Input:
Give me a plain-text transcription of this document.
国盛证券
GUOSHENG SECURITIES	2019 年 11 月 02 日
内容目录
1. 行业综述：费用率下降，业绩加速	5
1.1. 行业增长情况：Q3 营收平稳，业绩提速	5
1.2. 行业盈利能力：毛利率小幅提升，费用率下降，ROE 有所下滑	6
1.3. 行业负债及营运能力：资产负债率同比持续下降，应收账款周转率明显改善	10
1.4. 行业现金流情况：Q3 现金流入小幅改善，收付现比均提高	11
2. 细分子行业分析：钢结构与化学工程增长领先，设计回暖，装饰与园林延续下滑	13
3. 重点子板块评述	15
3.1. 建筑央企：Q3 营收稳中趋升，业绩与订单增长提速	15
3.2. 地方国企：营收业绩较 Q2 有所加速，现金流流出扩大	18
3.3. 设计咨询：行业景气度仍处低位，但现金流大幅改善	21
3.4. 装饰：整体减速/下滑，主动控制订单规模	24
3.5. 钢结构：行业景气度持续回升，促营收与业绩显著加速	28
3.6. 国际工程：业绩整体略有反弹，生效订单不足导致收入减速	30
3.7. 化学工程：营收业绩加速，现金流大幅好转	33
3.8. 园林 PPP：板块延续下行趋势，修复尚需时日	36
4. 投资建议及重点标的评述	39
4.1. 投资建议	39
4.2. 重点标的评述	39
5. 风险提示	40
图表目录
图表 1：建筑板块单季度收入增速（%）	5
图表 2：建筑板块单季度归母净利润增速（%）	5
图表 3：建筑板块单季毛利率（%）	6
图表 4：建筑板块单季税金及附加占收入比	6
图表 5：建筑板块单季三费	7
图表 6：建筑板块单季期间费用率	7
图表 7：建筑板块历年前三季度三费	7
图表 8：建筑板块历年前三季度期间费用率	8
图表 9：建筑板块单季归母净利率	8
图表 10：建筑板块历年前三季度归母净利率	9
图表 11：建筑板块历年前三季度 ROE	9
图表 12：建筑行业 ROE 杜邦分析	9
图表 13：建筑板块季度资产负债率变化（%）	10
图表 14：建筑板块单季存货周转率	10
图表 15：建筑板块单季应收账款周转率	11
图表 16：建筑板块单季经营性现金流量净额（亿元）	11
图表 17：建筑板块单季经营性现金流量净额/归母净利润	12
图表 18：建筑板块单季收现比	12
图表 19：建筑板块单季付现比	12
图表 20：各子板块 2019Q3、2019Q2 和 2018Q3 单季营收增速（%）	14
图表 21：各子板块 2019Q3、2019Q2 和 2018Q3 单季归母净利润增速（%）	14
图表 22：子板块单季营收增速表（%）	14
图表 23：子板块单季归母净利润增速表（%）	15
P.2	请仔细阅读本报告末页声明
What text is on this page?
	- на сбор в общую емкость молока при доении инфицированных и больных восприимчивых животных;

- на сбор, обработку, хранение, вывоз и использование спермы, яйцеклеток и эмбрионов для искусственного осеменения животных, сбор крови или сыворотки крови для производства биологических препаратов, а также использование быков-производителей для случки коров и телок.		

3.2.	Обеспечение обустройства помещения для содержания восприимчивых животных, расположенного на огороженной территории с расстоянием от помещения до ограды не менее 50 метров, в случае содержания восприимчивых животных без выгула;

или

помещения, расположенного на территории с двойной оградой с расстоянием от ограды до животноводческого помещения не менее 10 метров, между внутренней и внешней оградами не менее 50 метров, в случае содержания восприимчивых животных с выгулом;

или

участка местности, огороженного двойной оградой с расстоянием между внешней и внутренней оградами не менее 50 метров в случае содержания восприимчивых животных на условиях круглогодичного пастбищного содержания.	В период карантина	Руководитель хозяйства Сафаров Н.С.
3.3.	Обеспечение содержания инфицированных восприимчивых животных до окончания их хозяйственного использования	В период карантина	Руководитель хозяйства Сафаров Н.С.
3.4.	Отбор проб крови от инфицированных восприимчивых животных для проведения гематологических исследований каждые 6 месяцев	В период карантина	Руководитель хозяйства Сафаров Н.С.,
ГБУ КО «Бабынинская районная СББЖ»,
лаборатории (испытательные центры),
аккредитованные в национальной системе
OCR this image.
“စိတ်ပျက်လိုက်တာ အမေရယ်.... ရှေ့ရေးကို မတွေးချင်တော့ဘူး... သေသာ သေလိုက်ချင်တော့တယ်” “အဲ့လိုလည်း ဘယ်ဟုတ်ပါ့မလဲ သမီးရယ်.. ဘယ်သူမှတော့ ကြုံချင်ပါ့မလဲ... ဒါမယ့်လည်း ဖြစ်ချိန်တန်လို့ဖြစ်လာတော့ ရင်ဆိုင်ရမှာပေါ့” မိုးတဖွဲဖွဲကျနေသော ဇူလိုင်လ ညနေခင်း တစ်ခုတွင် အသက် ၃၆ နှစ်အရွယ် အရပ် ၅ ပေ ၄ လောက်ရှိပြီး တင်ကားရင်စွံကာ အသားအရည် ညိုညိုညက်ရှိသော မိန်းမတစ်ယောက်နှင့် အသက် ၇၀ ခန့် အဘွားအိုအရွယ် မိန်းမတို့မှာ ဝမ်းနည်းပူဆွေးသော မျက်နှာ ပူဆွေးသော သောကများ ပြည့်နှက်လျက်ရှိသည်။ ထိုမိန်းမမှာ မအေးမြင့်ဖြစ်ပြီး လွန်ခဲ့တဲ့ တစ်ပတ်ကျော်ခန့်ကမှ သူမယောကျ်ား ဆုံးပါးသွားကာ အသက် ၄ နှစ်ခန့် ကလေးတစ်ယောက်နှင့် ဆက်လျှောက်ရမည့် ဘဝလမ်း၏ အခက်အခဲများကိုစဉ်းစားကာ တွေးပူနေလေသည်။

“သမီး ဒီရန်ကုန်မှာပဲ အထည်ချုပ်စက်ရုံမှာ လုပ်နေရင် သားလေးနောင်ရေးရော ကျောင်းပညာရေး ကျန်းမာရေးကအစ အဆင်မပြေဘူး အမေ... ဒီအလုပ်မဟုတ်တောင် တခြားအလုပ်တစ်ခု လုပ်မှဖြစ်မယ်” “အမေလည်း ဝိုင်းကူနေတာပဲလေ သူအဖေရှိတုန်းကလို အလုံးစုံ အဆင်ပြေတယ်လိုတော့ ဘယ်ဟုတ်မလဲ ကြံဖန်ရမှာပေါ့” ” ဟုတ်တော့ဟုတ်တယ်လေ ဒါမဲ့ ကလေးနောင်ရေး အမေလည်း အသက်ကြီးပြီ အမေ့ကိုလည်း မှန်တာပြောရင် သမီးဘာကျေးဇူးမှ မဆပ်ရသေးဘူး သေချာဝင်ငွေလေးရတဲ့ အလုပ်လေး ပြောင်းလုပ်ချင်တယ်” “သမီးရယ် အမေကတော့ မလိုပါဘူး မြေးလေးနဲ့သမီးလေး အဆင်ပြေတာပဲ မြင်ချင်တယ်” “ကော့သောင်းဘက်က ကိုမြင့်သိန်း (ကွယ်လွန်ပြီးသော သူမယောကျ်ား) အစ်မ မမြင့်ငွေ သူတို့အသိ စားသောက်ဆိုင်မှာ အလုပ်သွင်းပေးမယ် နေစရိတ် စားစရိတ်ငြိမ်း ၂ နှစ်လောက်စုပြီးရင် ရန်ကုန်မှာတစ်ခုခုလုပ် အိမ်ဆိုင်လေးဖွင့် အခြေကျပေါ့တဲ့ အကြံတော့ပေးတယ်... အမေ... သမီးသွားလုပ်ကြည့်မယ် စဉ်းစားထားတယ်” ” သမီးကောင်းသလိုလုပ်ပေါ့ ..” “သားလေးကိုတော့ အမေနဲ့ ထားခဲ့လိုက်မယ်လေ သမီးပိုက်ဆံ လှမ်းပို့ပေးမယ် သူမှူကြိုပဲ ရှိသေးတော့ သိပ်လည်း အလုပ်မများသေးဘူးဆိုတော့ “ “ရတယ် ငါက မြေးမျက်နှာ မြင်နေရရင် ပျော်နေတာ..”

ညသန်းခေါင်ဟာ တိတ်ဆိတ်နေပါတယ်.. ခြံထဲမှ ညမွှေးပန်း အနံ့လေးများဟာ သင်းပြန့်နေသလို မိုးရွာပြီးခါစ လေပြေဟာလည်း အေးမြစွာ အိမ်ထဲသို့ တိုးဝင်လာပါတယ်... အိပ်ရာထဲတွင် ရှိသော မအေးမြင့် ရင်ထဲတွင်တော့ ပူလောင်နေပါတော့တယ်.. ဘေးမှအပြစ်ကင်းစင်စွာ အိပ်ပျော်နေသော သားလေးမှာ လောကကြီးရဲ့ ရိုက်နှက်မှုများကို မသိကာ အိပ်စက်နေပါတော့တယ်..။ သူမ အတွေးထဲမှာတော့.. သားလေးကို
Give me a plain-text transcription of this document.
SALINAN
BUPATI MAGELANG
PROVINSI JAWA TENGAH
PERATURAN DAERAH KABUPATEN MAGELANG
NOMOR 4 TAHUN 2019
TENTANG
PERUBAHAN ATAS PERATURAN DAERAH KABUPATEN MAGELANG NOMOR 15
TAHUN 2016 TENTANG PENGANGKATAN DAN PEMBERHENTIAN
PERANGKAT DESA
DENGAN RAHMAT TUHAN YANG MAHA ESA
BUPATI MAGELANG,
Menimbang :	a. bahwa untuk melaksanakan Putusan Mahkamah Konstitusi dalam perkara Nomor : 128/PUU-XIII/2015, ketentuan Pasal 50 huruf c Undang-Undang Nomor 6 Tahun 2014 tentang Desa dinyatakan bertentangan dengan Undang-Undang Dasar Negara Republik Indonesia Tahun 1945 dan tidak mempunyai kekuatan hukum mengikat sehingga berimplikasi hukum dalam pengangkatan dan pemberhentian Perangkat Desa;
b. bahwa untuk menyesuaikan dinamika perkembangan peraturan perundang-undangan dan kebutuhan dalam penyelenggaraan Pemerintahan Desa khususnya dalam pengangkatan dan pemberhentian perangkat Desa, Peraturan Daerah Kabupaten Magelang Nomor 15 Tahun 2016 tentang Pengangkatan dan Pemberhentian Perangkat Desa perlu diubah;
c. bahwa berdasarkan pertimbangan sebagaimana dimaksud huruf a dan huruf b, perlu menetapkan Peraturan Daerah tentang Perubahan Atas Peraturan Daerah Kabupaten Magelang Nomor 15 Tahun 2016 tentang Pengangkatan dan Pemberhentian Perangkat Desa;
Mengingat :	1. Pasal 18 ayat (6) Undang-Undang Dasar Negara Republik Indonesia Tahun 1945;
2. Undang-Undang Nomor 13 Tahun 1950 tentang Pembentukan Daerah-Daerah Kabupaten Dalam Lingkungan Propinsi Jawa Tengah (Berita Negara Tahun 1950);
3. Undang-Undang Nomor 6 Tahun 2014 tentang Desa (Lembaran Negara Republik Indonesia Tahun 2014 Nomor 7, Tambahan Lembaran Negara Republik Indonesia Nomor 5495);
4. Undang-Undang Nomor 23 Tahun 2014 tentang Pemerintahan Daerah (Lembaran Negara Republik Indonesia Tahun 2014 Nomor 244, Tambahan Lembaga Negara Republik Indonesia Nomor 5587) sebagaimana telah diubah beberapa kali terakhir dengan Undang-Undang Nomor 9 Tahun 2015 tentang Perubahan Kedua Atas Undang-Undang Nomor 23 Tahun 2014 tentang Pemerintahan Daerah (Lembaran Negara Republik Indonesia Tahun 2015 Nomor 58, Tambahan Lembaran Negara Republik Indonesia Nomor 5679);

Problem to work on:
Reply with one number only, the count of lines above that hold the string "各子板块".

Task response:
2